##### Records for this exercise #####

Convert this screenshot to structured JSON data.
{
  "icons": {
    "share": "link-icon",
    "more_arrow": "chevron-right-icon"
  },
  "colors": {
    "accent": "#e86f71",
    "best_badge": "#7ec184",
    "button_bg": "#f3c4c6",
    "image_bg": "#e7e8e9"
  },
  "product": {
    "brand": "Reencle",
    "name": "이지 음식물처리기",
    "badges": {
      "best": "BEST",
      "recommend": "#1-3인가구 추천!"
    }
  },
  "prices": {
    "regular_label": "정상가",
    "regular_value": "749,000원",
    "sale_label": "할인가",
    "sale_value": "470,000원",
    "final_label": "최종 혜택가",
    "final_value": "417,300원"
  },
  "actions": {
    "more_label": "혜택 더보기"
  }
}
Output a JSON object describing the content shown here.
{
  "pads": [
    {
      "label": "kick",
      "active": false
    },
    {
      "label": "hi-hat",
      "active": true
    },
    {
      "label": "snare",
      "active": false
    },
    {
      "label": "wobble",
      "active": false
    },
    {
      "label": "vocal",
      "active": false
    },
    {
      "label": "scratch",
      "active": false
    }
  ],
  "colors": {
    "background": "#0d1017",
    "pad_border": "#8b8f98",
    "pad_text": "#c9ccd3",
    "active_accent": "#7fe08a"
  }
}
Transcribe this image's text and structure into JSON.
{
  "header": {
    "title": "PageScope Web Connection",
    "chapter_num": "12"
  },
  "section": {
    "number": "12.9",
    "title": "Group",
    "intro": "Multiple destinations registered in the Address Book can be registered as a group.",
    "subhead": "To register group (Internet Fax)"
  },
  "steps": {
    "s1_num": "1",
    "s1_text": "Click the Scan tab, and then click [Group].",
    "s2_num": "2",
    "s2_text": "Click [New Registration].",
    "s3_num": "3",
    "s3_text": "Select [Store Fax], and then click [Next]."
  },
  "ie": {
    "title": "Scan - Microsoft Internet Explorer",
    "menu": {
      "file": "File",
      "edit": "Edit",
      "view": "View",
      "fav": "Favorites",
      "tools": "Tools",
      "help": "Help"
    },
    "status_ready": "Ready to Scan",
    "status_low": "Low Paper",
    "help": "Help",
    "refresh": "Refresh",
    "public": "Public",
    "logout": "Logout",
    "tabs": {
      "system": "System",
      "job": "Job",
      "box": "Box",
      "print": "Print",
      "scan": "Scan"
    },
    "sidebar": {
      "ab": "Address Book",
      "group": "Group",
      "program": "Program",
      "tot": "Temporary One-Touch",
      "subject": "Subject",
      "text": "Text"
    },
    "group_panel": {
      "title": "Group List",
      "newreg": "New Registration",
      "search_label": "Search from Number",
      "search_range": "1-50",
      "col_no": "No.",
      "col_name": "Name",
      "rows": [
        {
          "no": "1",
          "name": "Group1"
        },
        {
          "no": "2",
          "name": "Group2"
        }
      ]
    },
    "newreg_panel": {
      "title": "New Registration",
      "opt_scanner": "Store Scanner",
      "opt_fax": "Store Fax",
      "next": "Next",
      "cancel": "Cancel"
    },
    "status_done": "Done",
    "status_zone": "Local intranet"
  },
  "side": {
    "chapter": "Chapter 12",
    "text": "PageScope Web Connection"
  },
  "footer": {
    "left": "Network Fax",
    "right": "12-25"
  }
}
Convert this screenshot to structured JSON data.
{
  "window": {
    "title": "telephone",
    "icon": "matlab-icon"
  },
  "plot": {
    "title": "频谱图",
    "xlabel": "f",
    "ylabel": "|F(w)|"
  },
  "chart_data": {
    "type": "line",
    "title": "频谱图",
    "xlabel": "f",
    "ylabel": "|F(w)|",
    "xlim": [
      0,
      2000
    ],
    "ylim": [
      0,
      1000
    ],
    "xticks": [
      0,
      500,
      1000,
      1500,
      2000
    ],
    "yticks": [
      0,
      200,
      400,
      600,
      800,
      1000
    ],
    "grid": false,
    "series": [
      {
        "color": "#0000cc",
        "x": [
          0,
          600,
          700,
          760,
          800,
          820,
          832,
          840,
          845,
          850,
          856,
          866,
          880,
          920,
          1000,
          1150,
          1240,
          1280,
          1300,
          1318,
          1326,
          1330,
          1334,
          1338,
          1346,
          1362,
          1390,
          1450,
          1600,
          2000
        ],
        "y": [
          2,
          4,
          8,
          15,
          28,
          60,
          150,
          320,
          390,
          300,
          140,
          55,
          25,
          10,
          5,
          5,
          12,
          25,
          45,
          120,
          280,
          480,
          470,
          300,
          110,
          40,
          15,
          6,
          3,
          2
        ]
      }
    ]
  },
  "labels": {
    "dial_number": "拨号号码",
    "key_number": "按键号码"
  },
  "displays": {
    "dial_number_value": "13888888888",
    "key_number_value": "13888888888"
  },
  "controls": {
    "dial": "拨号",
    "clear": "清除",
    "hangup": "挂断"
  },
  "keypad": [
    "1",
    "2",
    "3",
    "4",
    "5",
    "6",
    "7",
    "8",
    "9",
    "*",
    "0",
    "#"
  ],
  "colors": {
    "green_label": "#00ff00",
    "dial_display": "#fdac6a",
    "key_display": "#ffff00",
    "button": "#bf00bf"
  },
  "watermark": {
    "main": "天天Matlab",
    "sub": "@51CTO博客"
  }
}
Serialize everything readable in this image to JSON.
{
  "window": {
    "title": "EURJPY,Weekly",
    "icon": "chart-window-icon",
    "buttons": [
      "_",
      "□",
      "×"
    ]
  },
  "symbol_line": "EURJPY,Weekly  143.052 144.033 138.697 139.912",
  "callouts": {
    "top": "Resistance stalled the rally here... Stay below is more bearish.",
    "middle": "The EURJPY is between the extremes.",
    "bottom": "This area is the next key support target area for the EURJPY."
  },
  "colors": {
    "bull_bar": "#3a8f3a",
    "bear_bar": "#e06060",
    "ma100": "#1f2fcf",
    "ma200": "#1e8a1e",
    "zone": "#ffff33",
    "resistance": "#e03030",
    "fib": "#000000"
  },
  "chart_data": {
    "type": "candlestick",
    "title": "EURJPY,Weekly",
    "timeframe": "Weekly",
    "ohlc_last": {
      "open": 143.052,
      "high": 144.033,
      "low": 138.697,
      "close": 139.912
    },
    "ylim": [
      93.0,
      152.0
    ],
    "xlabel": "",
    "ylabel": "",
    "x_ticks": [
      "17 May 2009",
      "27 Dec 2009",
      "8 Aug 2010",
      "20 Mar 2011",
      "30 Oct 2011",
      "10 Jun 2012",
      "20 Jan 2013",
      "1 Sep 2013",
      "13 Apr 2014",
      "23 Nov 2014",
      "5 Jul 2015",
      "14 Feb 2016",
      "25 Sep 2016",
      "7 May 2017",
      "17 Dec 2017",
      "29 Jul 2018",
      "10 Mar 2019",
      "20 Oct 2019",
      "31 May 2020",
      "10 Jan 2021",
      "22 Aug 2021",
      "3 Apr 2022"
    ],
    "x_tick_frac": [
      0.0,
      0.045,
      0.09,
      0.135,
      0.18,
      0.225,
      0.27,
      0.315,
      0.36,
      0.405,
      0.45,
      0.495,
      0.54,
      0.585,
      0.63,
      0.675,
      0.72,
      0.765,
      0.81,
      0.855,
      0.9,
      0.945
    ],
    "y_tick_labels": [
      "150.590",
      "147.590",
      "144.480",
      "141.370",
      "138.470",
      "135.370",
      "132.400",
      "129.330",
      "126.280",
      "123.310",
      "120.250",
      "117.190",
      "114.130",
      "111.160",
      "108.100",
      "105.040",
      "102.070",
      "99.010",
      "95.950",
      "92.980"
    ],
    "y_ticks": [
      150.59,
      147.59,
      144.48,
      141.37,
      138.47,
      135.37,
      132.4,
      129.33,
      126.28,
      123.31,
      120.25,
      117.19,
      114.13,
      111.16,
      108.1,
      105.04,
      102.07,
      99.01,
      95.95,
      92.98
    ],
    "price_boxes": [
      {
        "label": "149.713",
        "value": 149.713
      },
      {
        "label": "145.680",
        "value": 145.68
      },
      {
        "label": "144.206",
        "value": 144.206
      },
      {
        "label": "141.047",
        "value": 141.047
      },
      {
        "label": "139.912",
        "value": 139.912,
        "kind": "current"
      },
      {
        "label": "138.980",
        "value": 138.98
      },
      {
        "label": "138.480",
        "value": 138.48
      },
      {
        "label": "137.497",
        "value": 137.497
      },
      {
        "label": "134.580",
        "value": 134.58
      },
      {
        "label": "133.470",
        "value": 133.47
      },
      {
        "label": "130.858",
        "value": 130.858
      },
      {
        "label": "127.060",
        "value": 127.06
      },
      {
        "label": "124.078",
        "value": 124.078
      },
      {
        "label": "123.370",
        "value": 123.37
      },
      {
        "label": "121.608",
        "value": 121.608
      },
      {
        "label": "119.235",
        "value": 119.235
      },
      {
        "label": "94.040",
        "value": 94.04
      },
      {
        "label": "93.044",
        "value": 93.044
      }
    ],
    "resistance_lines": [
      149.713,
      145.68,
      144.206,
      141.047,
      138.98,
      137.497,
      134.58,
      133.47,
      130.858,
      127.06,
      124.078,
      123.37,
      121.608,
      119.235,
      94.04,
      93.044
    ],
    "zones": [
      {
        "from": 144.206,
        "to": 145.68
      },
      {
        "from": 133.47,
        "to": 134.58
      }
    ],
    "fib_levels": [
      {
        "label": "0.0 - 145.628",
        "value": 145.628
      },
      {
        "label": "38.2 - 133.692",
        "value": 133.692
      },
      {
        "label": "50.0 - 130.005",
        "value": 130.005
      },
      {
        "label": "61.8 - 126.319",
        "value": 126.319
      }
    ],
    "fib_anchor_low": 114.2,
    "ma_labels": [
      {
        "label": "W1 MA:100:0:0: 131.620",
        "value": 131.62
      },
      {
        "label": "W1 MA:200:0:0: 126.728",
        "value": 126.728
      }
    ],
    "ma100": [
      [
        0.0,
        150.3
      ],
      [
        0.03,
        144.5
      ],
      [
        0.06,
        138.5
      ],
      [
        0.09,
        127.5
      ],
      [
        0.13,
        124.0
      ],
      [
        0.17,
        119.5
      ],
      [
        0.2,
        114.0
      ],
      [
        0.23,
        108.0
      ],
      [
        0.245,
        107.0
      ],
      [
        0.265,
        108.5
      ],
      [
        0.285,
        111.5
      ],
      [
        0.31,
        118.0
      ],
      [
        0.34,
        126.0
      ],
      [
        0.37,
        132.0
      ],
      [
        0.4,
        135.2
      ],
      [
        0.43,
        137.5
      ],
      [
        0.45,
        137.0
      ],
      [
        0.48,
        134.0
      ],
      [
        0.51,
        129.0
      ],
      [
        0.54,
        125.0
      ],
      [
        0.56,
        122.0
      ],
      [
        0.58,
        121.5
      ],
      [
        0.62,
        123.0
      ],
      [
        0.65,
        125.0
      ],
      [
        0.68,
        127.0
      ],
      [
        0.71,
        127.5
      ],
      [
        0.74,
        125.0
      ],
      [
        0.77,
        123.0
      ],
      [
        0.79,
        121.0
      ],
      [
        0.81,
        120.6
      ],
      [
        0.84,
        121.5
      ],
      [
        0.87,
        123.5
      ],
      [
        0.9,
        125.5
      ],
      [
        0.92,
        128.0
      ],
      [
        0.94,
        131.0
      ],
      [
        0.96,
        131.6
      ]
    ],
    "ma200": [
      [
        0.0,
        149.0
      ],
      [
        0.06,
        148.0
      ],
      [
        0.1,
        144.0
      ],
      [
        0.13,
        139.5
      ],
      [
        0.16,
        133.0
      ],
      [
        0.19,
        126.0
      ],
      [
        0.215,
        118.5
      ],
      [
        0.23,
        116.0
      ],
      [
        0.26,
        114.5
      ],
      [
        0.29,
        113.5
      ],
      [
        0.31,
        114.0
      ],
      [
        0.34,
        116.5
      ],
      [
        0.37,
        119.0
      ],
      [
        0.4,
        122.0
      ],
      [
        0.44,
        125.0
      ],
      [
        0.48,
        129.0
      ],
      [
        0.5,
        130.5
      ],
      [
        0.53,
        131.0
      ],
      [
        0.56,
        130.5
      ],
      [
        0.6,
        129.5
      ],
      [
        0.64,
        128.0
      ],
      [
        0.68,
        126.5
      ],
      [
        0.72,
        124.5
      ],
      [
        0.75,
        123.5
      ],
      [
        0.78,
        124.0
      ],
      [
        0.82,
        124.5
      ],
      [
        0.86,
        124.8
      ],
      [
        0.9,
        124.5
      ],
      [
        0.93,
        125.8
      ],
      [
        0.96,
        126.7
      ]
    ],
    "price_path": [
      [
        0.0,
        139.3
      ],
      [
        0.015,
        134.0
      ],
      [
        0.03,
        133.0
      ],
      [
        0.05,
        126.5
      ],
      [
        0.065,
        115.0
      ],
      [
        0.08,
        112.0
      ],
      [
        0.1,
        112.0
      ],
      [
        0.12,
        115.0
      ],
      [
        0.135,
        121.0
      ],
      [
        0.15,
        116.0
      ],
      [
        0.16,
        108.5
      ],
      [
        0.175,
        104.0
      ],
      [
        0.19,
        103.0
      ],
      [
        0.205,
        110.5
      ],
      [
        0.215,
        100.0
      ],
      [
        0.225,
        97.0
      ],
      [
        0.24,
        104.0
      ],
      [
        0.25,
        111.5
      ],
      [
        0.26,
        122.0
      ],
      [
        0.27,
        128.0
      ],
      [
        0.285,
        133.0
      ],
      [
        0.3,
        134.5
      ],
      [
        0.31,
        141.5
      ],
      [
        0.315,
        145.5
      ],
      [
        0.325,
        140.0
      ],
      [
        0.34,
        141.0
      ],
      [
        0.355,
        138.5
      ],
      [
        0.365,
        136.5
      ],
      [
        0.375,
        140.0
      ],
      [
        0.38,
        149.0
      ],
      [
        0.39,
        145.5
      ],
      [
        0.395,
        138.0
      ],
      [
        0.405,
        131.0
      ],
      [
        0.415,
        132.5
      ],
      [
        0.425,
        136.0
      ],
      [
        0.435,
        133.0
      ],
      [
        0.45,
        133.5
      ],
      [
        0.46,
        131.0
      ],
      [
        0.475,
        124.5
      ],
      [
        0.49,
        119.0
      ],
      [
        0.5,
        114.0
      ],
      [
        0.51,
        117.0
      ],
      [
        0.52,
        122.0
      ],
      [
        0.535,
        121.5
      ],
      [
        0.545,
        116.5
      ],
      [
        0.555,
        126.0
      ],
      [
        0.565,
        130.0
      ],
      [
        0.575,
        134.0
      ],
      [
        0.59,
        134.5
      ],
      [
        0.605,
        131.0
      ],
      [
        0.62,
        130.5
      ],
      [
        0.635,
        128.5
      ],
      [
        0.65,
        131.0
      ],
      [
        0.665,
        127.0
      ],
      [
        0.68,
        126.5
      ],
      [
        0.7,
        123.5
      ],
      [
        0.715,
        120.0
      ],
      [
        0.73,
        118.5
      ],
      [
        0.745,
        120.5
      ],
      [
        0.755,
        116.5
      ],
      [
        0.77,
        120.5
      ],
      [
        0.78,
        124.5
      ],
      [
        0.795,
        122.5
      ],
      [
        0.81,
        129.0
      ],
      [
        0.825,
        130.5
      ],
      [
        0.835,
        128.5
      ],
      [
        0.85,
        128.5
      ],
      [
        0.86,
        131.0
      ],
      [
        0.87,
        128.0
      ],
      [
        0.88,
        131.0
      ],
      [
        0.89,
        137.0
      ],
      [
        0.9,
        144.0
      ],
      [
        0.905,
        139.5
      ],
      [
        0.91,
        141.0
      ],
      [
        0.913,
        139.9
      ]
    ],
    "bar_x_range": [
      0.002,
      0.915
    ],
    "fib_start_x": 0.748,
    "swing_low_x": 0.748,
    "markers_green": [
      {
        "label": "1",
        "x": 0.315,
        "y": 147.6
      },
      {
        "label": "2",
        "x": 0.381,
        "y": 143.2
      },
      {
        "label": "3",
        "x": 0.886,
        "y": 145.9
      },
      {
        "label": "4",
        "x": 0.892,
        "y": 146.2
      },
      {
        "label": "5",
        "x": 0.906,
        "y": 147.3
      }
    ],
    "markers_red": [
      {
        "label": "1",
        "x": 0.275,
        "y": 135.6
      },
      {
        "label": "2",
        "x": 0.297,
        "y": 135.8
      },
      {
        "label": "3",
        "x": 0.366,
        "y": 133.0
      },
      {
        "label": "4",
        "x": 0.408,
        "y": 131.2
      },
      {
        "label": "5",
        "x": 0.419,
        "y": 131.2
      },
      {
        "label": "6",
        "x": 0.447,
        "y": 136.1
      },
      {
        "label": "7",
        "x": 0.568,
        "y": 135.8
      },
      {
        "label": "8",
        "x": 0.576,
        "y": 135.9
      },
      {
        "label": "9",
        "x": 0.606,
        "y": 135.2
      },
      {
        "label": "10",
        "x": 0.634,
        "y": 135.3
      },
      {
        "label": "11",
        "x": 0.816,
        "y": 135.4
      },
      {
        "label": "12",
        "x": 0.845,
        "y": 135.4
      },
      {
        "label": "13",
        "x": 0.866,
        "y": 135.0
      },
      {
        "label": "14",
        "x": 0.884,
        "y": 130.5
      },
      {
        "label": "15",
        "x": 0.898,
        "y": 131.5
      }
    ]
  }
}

#####

__Problem to work on__.
From the records, copy every line that has the string "Internet" in it.

__Result of this exercise__.
    "subhead": "To register group (Internet Fax)"
    "title": "Scan - Microsoft Internet Explorer",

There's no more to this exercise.